──────── Materials provided ────────

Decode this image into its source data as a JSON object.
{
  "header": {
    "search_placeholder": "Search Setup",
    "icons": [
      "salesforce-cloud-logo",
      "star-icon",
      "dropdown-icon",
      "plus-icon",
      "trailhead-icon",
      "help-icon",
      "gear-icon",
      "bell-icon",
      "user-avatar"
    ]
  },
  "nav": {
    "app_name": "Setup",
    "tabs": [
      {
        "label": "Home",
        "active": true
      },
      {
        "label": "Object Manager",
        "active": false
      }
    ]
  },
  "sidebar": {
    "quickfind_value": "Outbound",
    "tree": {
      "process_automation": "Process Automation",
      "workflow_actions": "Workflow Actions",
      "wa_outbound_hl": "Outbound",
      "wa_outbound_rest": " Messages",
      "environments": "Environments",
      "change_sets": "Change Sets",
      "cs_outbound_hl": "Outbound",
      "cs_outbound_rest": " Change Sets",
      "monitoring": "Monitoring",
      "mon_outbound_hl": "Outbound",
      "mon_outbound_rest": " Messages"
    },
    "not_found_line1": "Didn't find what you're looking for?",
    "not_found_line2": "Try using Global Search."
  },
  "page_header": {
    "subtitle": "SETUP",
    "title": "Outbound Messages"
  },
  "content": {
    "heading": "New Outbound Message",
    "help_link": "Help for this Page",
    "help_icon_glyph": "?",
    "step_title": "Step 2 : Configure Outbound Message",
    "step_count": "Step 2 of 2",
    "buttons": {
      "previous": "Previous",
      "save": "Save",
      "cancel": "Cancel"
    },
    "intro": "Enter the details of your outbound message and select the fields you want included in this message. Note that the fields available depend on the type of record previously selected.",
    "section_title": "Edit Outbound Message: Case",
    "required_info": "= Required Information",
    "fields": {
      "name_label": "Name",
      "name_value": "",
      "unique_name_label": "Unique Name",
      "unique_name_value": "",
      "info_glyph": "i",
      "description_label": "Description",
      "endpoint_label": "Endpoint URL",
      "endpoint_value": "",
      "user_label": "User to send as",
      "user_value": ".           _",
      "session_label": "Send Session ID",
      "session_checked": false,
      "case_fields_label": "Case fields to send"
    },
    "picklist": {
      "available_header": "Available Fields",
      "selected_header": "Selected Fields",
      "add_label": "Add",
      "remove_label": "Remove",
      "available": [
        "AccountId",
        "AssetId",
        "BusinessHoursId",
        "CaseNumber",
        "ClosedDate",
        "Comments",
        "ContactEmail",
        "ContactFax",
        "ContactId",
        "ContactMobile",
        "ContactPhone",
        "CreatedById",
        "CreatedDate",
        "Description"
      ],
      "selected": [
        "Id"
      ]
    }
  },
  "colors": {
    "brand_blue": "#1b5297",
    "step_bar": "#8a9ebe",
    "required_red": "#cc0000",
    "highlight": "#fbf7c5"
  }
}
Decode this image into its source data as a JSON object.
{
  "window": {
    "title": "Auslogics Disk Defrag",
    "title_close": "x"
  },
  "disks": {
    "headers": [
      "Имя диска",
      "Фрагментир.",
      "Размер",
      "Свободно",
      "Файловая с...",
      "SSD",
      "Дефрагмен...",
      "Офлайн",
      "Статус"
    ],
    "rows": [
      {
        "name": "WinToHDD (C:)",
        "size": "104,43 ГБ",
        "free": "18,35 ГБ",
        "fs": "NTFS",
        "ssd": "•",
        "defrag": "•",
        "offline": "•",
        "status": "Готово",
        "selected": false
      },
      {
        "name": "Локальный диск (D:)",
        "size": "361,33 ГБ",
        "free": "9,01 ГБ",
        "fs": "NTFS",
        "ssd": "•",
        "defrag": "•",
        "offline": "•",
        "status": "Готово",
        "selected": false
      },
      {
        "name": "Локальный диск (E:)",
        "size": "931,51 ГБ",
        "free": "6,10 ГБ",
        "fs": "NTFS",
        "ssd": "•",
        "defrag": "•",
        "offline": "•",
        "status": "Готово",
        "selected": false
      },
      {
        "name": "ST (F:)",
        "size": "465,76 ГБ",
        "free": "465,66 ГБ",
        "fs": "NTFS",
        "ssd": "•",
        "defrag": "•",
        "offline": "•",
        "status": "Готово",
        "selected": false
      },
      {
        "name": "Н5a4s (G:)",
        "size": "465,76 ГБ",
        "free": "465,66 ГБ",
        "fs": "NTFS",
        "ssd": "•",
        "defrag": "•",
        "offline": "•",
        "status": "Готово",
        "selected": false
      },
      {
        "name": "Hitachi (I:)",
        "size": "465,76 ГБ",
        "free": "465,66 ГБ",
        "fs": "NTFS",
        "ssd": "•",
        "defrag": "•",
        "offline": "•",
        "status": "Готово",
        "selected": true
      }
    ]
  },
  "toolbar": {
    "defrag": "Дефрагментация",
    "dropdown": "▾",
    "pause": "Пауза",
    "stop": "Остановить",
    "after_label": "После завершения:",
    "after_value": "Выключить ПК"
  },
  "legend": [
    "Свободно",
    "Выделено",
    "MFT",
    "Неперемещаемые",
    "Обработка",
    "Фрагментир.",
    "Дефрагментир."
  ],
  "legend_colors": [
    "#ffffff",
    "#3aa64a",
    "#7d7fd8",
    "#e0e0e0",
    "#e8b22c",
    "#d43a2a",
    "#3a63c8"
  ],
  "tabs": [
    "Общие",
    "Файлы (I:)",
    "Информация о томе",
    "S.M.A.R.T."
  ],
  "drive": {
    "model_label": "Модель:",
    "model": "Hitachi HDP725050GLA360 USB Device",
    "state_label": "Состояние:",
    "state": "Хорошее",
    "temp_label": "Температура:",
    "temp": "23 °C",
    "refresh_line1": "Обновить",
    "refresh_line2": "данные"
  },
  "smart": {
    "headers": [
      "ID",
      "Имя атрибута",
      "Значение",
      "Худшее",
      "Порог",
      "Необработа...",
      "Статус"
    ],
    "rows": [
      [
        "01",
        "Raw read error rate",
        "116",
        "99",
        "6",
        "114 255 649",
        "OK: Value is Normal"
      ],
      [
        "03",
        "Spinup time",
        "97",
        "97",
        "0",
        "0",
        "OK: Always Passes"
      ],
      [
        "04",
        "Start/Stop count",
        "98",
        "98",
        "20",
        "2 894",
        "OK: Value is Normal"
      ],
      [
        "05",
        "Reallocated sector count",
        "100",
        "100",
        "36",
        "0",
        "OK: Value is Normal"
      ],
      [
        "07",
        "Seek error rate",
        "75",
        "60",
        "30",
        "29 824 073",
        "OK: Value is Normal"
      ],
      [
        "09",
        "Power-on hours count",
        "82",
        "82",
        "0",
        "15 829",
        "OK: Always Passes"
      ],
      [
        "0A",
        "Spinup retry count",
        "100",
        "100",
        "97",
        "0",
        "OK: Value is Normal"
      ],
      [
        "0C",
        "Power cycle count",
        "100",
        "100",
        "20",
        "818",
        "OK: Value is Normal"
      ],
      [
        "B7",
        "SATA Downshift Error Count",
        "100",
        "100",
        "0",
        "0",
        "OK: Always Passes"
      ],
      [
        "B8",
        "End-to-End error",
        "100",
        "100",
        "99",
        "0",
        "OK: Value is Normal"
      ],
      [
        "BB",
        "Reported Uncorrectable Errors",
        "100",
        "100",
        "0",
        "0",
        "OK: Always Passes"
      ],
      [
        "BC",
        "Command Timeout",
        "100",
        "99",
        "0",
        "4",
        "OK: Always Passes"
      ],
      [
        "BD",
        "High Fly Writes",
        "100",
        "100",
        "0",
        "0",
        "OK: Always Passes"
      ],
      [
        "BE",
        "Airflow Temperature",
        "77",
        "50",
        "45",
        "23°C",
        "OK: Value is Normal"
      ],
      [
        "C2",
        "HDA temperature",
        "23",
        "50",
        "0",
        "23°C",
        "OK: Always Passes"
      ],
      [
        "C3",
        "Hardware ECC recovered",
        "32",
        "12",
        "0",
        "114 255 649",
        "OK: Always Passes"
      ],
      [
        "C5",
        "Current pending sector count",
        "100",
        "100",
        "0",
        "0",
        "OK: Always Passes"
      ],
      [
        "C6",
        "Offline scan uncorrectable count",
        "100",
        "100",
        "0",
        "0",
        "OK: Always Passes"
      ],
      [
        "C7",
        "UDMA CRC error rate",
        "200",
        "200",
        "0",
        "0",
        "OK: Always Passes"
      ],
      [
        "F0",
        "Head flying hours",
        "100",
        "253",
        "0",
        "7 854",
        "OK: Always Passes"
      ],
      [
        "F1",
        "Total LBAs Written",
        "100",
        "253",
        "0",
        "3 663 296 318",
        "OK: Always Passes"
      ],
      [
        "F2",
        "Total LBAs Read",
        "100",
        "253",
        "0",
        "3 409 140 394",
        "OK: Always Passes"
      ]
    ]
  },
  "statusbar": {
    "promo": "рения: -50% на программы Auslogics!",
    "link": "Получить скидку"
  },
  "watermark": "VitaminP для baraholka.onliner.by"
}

────────

Exercise prompt
Check each line above for the word "this" and give the number of lines that have it, nothing else.

Solution to the problem
4